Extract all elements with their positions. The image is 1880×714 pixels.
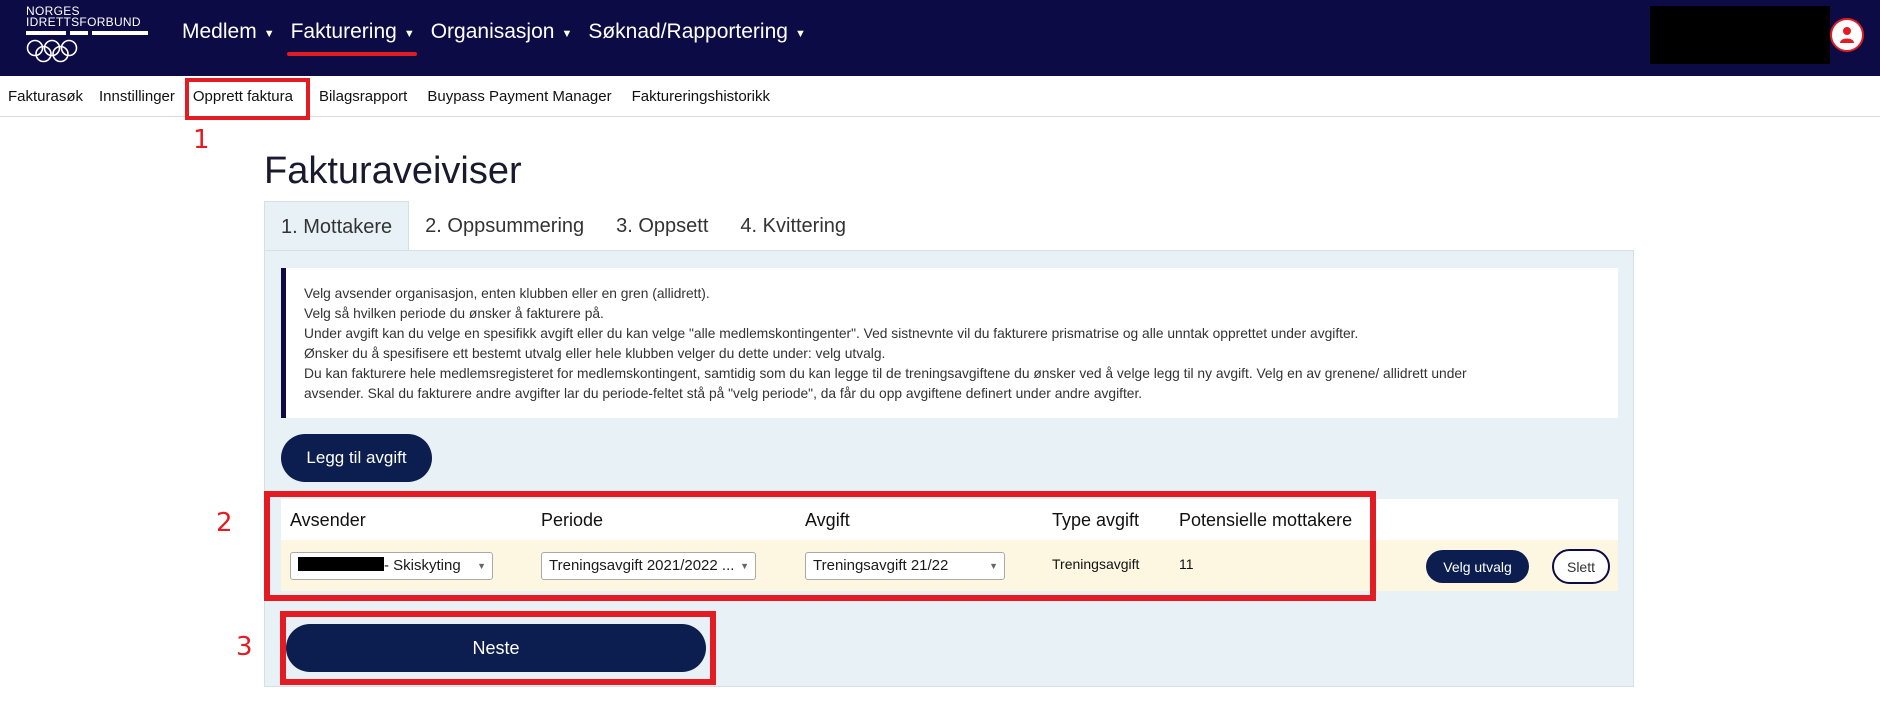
tab-oppsummering[interactable]: 2. Oppsummering <box>409 201 600 252</box>
user-profile-button[interactable] <box>1830 18 1864 52</box>
info-line: Velg så hvilken periode du ønsker å fakt… <box>304 306 604 321</box>
nav-medlem-label: Medlem <box>182 20 257 43</box>
add-fee-button[interactable]: Legg til avgift <box>281 434 432 482</box>
nav-fakturering-label: Fakturering <box>290 20 397 43</box>
nav-organisasjon[interactable]: Organisasjon ▼ <box>431 20 573 44</box>
step-label-1: 1 <box>193 125 210 155</box>
nav-organisasjon-label: Organisasjon <box>430 20 555 43</box>
info-line: Under avgift kan du velge en spesifikk a… <box>304 326 1359 341</box>
caret-down-icon: ▼ <box>263 27 275 40</box>
user-icon <box>1840 27 1854 43</box>
info-line: Ønsker du å spesifisere ett bestemt utva… <box>304 346 886 361</box>
subnav-fakturasok[interactable]: Fakturasøk <box>0 88 91 105</box>
redacted-area <box>1650 6 1830 64</box>
nif-logo[interactable]: NORGES IDRETTSFORBUND <box>26 5 150 64</box>
tab-kvittering[interactable]: 4. Kvittering <box>724 201 862 252</box>
step-label-3: 3 <box>236 632 253 662</box>
nav-fakturering[interactable]: Fakturering ▼ <box>286 20 417 56</box>
select-group-button[interactable]: Velg utvalg <box>1426 550 1529 583</box>
olympic-rings-icon <box>26 39 78 63</box>
tab-oppsett[interactable]: 3. Oppsett <box>600 201 724 252</box>
subnav-bilagsrapport[interactable]: Bilagsrapport <box>301 88 415 105</box>
logo-line2: IDRETTSFORBUND <box>26 15 141 29</box>
info-line: Du kan fakturere hele medlemsregisteret … <box>304 366 1467 381</box>
wizard-tabs: 1. Mottakere 2. Oppsummering 3. Oppsett … <box>264 201 862 252</box>
info-line: avsender. Skal du fakturere andre avgift… <box>304 386 1143 401</box>
info-line: Velg avsender organisasjon, enten klubbe… <box>304 286 710 301</box>
page-title: Fakturaveiviser <box>264 150 522 192</box>
subnav-buypass[interactable]: Buypass Payment Manager <box>415 88 619 105</box>
info-box: Velg avsender organisasjon, enten klubbe… <box>281 268 1618 418</box>
highlight-box-2 <box>264 491 1376 601</box>
nav-medlem[interactable]: Medlem ▼ <box>182 20 275 44</box>
caret-down-icon: ▼ <box>794 27 806 40</box>
logo-bars <box>26 31 148 35</box>
subnav-innstillinger[interactable]: Innstillinger <box>91 88 183 105</box>
tab-mottakere[interactable]: 1. Mottakere <box>264 201 410 252</box>
nav-soknad-label: Søknad/Rapportering <box>588 20 788 43</box>
highlight-box-3 <box>280 611 716 685</box>
subnav-faktureringshistorikk[interactable]: Faktureringshistorikk <box>620 88 778 105</box>
caret-down-icon: ▼ <box>561 27 573 40</box>
delete-button[interactable]: Slett <box>1552 549 1610 584</box>
main-menu: Medlem ▼ Fakturering ▼ Organisasjon ▼ Søkna… <box>182 20 822 56</box>
step-label-2: 2 <box>216 508 233 538</box>
top-navbar: NORGES IDRETTSFORBUND Medlem ▼ Fakturerin… <box>0 0 1880 76</box>
nav-soknad-rapportering[interactable]: Søknad/Rapportering ▼ <box>588 20 806 44</box>
caret-down-icon: ▼ <box>403 27 415 40</box>
highlight-box-1 <box>185 78 310 120</box>
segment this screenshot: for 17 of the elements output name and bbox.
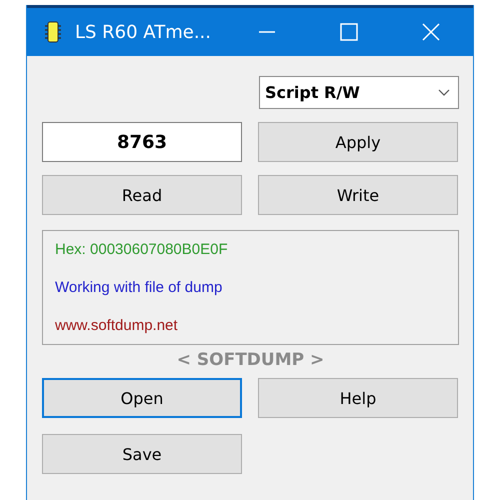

+ + + + +

:: Task prompt ::
Please pull out every line of the items above word for word, leaving out the pictures.

:: Reply to the task ::
Extract all elements with their positions. The image is 1880×714 pixels.
tab-oppsummering[interactable]: 2. Oppsummering <box>409 201 600 252</box>
user-profile-button[interactable] <box>1830 18 1864 52</box>
info-line: Velg så hvilken periode du ønsker å fakt… <box>304 306 604 321</box>
nav-medlem-label: Medlem <box>182 20 257 43</box>
add-fee-button[interactable]: Legg til avgift <box>281 434 432 482</box>
nav-fakturering-label: Fakturering <box>290 20 397 43</box>
nav-organisasjon[interactable]: Organisasjon ▼ <box>431 20 573 44</box>
step-label-1: 1 <box>193 125 210 155</box>
nav-organisasjon-label: Organisasjon <box>430 20 555 43</box>
info-line: Under avgift kan du velge en spesifikk a… <box>304 326 1359 341</box>
caret-down-icon: ▼ <box>263 27 275 40</box>
user-icon <box>1840 27 1854 43</box>
info-line: Ønsker du å spesifisere ett bestemt utva… <box>304 346 886 361</box>
subnav-fakturasok[interactable]: Fakturasøk <box>0 88 91 105</box>
redacted-area <box>1650 6 1830 64</box>
nif-logo[interactable]: NORGES IDRETTSFORBUND <box>26 5 150 64</box>
tab-kvittering[interactable]: 4. Kvittering <box>724 201 862 252</box>
step-label-3: 3 <box>236 632 253 662</box>
nav-fakturering[interactable]: Fakturering ▼ <box>286 20 417 56</box>
select-group-button[interactable]: Velg utvalg <box>1426 550 1529 583</box>
olympic-rings-icon <box>26 39 78 63</box>
tab-oppsett[interactable]: 3. Oppsett <box>600 201 724 252</box>
subnav-bilagsrapport[interactable]: Bilagsrapport <box>301 88 415 105</box>
logo-line2: IDRETTSFORBUND <box>26 15 141 29</box>
info-line: Du kan fakturere hele medlemsregisteret … <box>304 366 1467 381</box>
wizard-tabs: 1. Mottakere 2. Oppsummering 3. Oppsett … <box>264 201 862 252</box>
info-line: avsender. Skal du fakturere andre avgift… <box>304 386 1143 401</box>
info-line: Velg avsender organisasjon, enten klubbe… <box>304 286 710 301</box>
page-title: Fakturaveiviser <box>264 150 522 192</box>
subnav-buypass[interactable]: Buypass Payment Manager <box>415 88 619 105</box>
info-box: Velg avsender organisasjon, enten klubbe… <box>281 268 1618 418</box>
highlight-box-2 <box>264 491 1376 601</box>
nav-medlem[interactable]: Medlem ▼ <box>182 20 275 44</box>
caret-down-icon: ▼ <box>794 27 806 40</box>
logo-bars <box>26 31 148 35</box>
subnav-innstillinger[interactable]: Innstillinger <box>91 88 183 105</box>
tab-mottakere[interactable]: 1. Mottakere <box>264 201 410 252</box>
nav-soknad-label: Søknad/Rapportering <box>588 20 788 43</box>
highlight-box-3 <box>280 611 716 685</box>
subnav-faktureringshistorikk[interactable]: Faktureringshistorikk <box>620 88 778 105</box>
caret-down-icon: ▼ <box>561 27 573 40</box>
delete-button[interactable]: Slett <box>1552 549 1610 584</box>
main-menu: Medlem ▼ Fakturering ▼ Organisasjon ▼ Søkna… <box>182 20 822 56</box>
step-label-2: 2 <box>216 508 233 538</box>
top-navbar: NORGES IDRETTSFORBUND Medlem ▼ Fakturerin… <box>0 0 1880 76</box>
nav-soknad-rapportering[interactable]: Søknad/Rapportering ▼ <box>588 20 806 44</box>
caret-down-icon: ▼ <box>403 27 415 40</box>
highlight-box-1 <box>185 78 310 120</box>
segment this screenshot: for 17 of the elements output name and bbox.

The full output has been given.